(begin)
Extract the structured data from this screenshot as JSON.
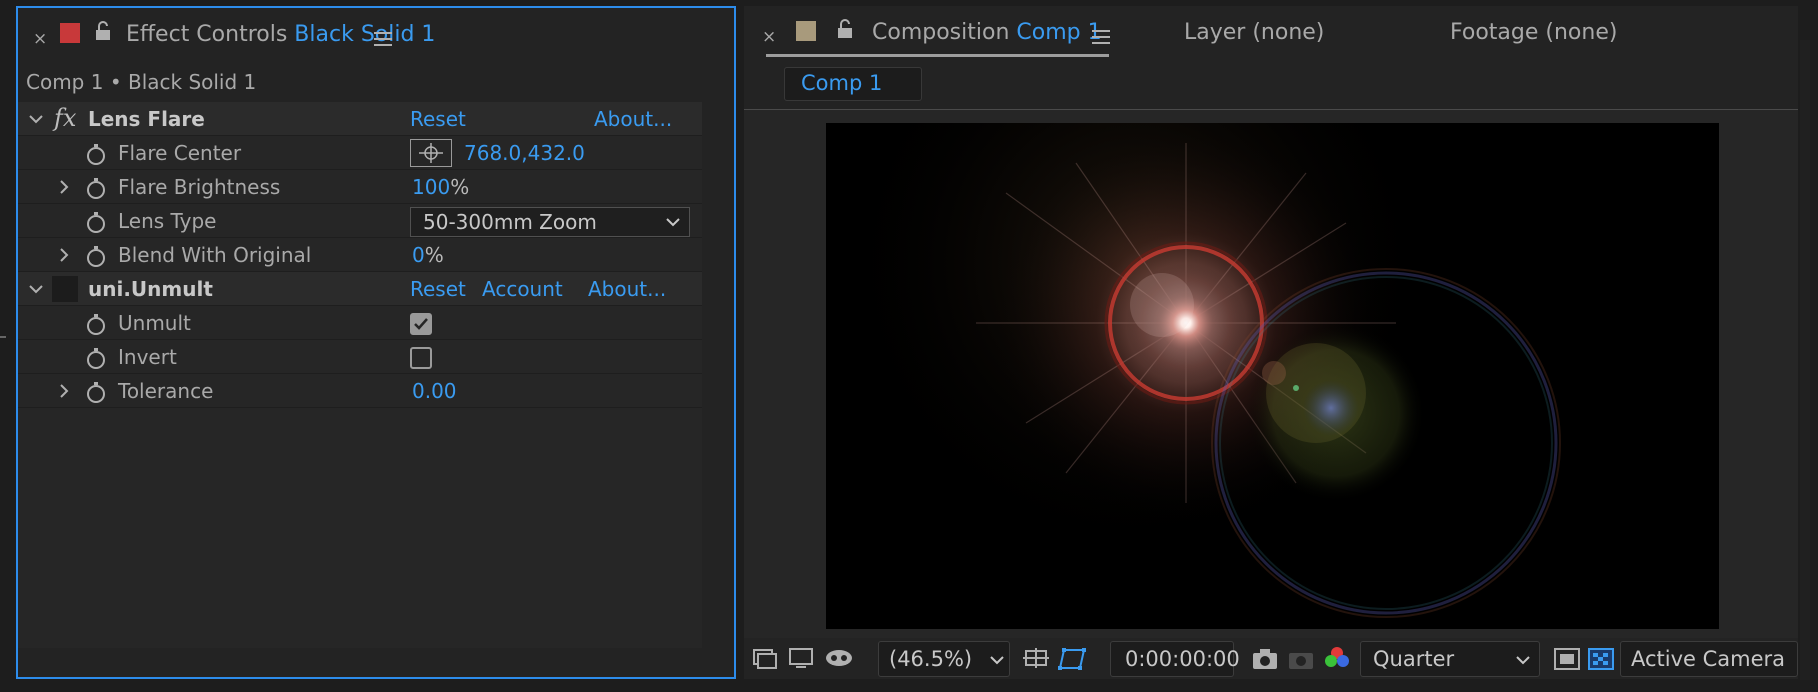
{
  "effect_controls": {
    "close_glyph": "×",
    "label_color": "#c8393a",
    "title_prefix": "Effect Controls",
    "title_layer": "Black Solid 1",
    "breadcrumb": "Comp 1 • Black Solid 1",
    "effects": [
      {
        "name": "Lens Flare",
        "fx_glyph": "fx",
        "reset": "Reset",
        "about": "About...",
        "params": [
          {
            "label": "Flare Center",
            "value": "768.0,432.0"
          },
          {
            "label": "Flare Brightness",
            "value": "100",
            "unit": "%"
          },
          {
            "label": "Lens Type",
            "value": "50-300mm Zoom"
          },
          {
            "label": "Blend With Original",
            "value": "0",
            "unit": "%"
          }
        ]
      },
      {
        "name": "uni.Unmult",
        "reset": "Reset",
        "account": "Account",
        "about": "About...",
        "params": [
          {
            "label": "Unmult",
            "checked": true
          },
          {
            "label": "Invert",
            "checked": false
          },
          {
            "label": "Tolerance",
            "value": "0.00"
          }
        ]
      }
    ]
  },
  "composition": {
    "close_glyph": "×",
    "label_color": "#a89a7c",
    "title_prefix": "Composition",
    "title_comp": "Comp 1",
    "layer_tab": "Layer (none)",
    "footage_tab": "Footage (none)",
    "active_subtab": "Comp 1",
    "toolbar": {
      "zoom": "(46.5%)",
      "timecode": "0:00:00:00",
      "resolution": "Quarter",
      "camera": "Active Camera"
    }
  },
  "colors": {
    "accent": "#3a9bf0",
    "panel_border": "#2d8ceb"
  }
}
(end)
__Your instructions__: Give the material again exactly as it is, but keep the pictures out.

__Correct result__:
Extract the structured data from this screenshot as JSON.
{
  "effect_controls": {
    "close_glyph": "×",
    "label_color": "#c8393a",
    "title_prefix": "Effect Controls",
    "title_layer": "Black Solid 1",
    "breadcrumb": "Comp 1 • Black Solid 1",
    "effects": [
      {
        "name": "Lens Flare",
        "fx_glyph": "fx",
        "reset": "Reset",
        "about": "About...",
        "params": [
          {
            "label": "Flare Center",
            "value": "768.0,432.0"
          },
          {
            "label": "Flare Brightness",
            "value": "100",
            "unit": "%"
          },
          {
            "label": "Lens Type",
            "value": "50-300mm Zoom"
          },
          {
            "label": "Blend With Original",
            "value": "0",
            "unit": "%"
          }
        ]
      },
      {
        "name": "uni.Unmult",
        "reset": "Reset",
        "account": "Account",
        "about": "About...",
        "params": [
          {
            "label": "Unmult",
            "checked": true
          },
          {
            "label": "Invert",
            "checked": false
          },
          {
            "label": "Tolerance",
            "value": "0.00"
          }
        ]
      }
    ]
  },
  "composition": {
    "close_glyph": "×",
    "label_color": "#a89a7c",
    "title_prefix": "Composition",
    "title_comp": "Comp 1",
    "layer_tab": "Layer (none)",
    "footage_tab": "Footage (none)",
    "active_subtab": "Comp 1",
    "toolbar": {
      "zoom": "(46.5%)",
      "timecode": "0:00:00:00",
      "resolution": "Quarter",
      "camera": "Active Camera"
    }
  },
  "colors": {
    "accent": "#3a9bf0",
    "panel_border": "#2d8ceb"
  }
}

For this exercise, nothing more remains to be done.